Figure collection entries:
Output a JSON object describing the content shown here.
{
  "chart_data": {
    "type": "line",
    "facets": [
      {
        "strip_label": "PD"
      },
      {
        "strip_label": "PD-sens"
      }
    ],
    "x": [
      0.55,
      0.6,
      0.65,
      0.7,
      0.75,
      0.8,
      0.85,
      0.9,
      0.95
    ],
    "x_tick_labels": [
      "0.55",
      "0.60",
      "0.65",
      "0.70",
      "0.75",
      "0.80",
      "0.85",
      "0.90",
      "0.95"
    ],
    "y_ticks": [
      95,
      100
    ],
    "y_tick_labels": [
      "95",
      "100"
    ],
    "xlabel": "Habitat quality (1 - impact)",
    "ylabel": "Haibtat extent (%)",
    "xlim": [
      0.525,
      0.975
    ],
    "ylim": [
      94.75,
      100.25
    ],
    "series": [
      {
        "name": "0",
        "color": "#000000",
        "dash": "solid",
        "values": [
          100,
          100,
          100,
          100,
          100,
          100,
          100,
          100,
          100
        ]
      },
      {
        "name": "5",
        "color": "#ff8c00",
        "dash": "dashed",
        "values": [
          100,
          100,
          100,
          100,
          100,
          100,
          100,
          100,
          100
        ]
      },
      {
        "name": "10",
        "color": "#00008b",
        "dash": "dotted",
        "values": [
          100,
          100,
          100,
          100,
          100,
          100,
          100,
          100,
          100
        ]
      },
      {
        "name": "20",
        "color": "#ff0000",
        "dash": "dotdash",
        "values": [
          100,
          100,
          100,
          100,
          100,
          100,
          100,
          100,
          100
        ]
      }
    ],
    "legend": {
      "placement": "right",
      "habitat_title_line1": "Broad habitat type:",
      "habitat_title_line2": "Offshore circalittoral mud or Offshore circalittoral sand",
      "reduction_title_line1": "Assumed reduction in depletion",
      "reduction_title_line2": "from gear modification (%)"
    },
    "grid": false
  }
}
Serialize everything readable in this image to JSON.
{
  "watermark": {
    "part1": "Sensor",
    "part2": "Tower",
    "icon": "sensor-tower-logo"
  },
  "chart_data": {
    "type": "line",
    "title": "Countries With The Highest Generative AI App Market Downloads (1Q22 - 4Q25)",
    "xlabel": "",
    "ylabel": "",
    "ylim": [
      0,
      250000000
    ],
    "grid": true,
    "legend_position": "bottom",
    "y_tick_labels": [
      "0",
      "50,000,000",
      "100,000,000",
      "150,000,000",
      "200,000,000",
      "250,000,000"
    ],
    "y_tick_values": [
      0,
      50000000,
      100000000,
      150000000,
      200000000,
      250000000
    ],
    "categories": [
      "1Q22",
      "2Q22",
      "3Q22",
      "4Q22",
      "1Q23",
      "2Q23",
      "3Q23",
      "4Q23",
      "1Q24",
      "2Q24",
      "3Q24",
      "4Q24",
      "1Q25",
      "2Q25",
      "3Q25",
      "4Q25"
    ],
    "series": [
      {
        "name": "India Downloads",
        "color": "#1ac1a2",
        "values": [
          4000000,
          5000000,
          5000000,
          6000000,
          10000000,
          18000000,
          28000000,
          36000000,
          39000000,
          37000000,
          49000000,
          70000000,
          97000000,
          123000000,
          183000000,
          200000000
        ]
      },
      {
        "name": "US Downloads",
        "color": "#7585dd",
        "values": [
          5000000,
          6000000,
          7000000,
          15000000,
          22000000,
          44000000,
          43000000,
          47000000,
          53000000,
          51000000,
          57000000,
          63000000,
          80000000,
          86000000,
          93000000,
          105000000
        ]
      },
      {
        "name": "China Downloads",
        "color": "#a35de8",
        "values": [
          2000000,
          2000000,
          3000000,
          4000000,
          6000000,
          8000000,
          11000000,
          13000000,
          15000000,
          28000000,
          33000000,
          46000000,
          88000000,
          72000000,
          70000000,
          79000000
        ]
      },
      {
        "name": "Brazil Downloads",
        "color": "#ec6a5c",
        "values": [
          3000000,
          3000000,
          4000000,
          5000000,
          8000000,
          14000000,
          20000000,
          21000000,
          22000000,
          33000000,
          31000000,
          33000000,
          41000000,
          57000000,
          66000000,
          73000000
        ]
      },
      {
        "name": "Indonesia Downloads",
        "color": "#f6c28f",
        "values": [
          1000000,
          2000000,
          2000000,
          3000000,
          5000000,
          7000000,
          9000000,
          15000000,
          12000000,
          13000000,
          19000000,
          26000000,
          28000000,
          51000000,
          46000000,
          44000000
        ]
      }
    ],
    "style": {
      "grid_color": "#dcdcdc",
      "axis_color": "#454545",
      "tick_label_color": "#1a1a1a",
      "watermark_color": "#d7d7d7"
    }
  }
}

- _Set problem_: State only how many lines in the material include "JSON".

- _Answer for the task_: 2